Excerpt from a dataset
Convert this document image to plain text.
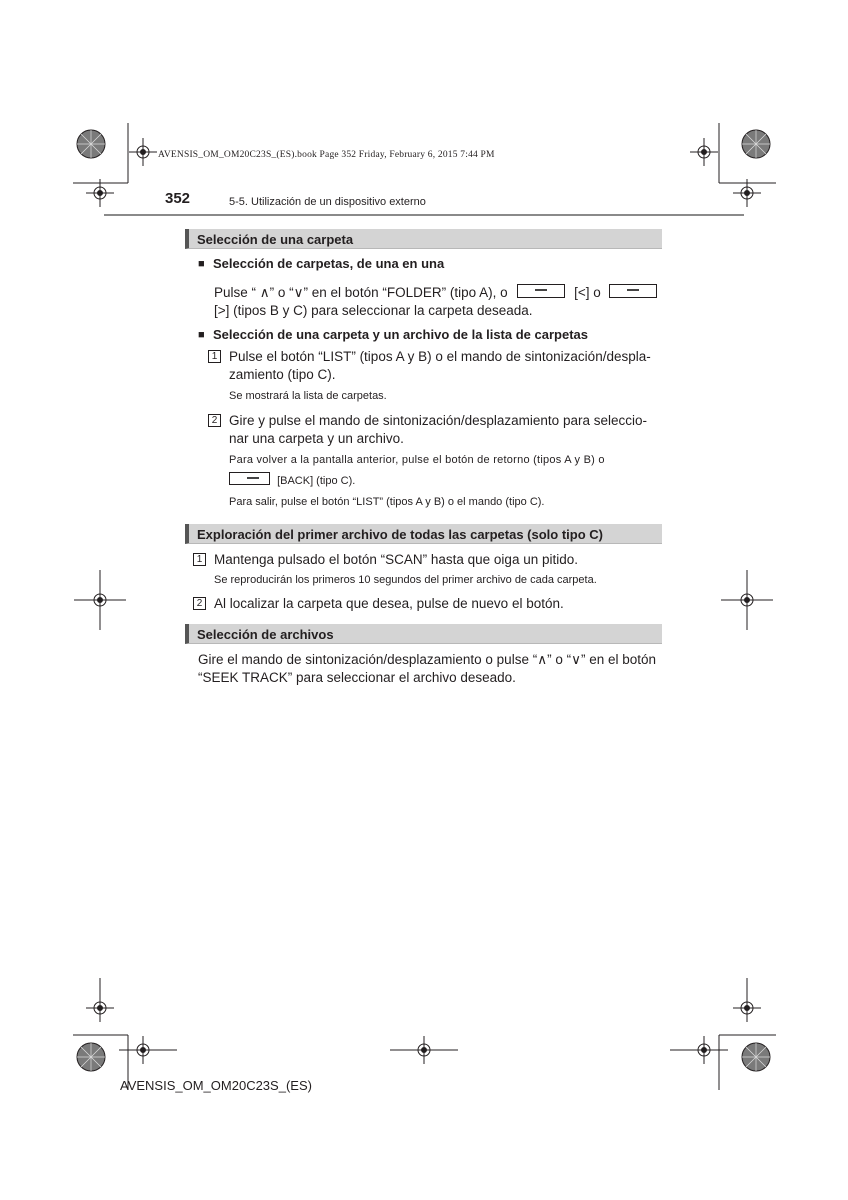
AVENSIS_OM_OM20C23S_(ES).book Page 352 Friday, February 6, 2015 7:44 PM
352	5-5. Utilización de un dispositivo externo
Selección de una carpeta
■ Selección de carpetas, de una en una
Pulse “ ∧” o “∨” en el botón “FOLDER” (tipo A), o	[<] o
[>] (tipos B y C) para seleccionar la carpeta deseada.
■ Selección de una carpeta y un archivo de la lista de carpetas
1 Pulse el botón “LIST” (tipos A y B) o el mando de sintonización/despla-
zamiento (tipo C).
Se mostrará la lista de carpetas.
2 Gire y pulse el mando de sintonización/desplazamiento para seleccio-
nar una carpeta y un archivo.
Para volver a la pantalla anterior, pulse el botón de retorno (tipos A y B) o
[BACK] (tipo C).
Para salir, pulse el botón “LIST” (tipos A y B) o el mando (tipo C).
Exploración del primer archivo de todas las carpetas (solo tipo C)
1 Mantenga pulsado el botón “SCAN” hasta que oiga un pitido.
Se reproducirán los primeros 10 segundos del primer archivo de cada carpeta.
2 Al localizar la carpeta que desea, pulse de nuevo el botón.
Selección de archivos
Gire el mando de sintonización/desplazamiento o pulse “∧” o “∨” en el botón
“SEEK TRACK” para seleccionar el archivo deseado.
AVENSIS_OM_OM20C23S_(ES)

**OBJECTIVE**
From the listing above, copy all lines holding the word "Gire".

**ANSWER TO THE TASK**
2 Gire y pulse el mando de sintonización/desplazamiento para seleccio-
Gire el mando de sintonización/desplazamiento o pulse “∧” o “∨” en el botón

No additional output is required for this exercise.